◆ THE TASK ◆
Below is some material; transcribe all of it exactly.

◆ THE DATA ◆

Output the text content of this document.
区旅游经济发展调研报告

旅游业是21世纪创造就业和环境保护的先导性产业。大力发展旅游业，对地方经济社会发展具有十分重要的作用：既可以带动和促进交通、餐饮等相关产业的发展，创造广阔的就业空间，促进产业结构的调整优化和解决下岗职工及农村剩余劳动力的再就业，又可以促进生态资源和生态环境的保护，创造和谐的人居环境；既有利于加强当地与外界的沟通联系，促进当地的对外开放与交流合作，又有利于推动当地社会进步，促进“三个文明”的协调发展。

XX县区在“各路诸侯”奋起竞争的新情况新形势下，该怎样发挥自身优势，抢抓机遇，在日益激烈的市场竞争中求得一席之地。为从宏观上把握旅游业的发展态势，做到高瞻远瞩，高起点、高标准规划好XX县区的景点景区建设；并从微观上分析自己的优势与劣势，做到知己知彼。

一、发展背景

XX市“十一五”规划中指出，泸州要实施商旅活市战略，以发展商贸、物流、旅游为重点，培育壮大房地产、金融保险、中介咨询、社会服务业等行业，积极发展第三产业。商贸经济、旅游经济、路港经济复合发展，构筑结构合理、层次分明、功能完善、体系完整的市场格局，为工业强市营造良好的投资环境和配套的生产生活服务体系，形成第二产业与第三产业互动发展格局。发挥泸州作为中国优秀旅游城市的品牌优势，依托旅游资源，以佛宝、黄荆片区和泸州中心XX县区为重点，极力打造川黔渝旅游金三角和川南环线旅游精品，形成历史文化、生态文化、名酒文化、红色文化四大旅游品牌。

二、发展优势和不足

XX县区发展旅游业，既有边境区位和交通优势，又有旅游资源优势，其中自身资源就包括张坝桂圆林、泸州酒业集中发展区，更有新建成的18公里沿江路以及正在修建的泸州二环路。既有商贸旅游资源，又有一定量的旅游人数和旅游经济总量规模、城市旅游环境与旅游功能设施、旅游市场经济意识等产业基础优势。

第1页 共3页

◆ OUTPUT BELOW ◆
Output the text content of this document.
区旅游经济发展调研报告

旅游业是21世纪创造就业和环境保护的先导性产业。大力发展旅游业，对地方经济社会发展具有十分重要的作用：既可以带动和促进交通、餐饮等相关产业的发展，创造广阔的就业空间，促进产业结构的调整优化和解决下岗职工及农村剩余劳动力的再就业，又可以促进生态资源和生态环境的保护，创造和谐的人居环境；既有利于加强当地与外界的沟通联系，促进当地的对外开放与交流合作，又有利于推动当地社会进步，促进“三个文明”的协调发展。

XX县区在“各路诸侯”奋起竞争的新情况新形势下，该怎样发挥自身优势，抢抓机遇，在日益激烈的市场竞争中求得一席之地。为从宏观上把握旅游业的发展态势，做到高瞻远瞩，高起点、高标准规划好XX县区的景点景区建设；并从微观上分析自己的优势与劣势，做到知己知彼。

一、发展背景

XX市“十一五”规划中指出，泸州要实施商旅活市战略，以发展商贸、物流、旅游为重点，培育壮大房地产、金融保险、中介咨询、社会服务业等行业，积极发展第三产业。商贸经济、旅游经济、路港经济复合发展，构筑结构合理、层次分明、功能完善、体系完整的市场格局，为工业强市营造良好的投资环境和配套的生产生活服务体系，形成第二产业与第三产业互动发展格局。发挥泸州作为中国优秀旅游城市的品牌优势，依托旅游资源，以佛宝、黄荆片区和泸州中心XX县区为重点，极力打造川黔渝旅游金三角和川南环线旅游精品，形成历史文化、生态文化、名酒文化、红色文化四大旅游品牌。

二、发展优势和不足

XX县区发展旅游业，既有边境区位和交通优势，又有旅游资源优势，其中自身资源就包括张坝桂圆林、泸州酒业集中发展区，更有新建成的18公里沿江路以及正在修建的泸州二环路。既有商贸旅游资源，又有一定量的旅游人数和旅游经济总量规模、城市旅游环境与旅游功能设施、旅游市场经济意识等产业基础优势。

第1页 共3页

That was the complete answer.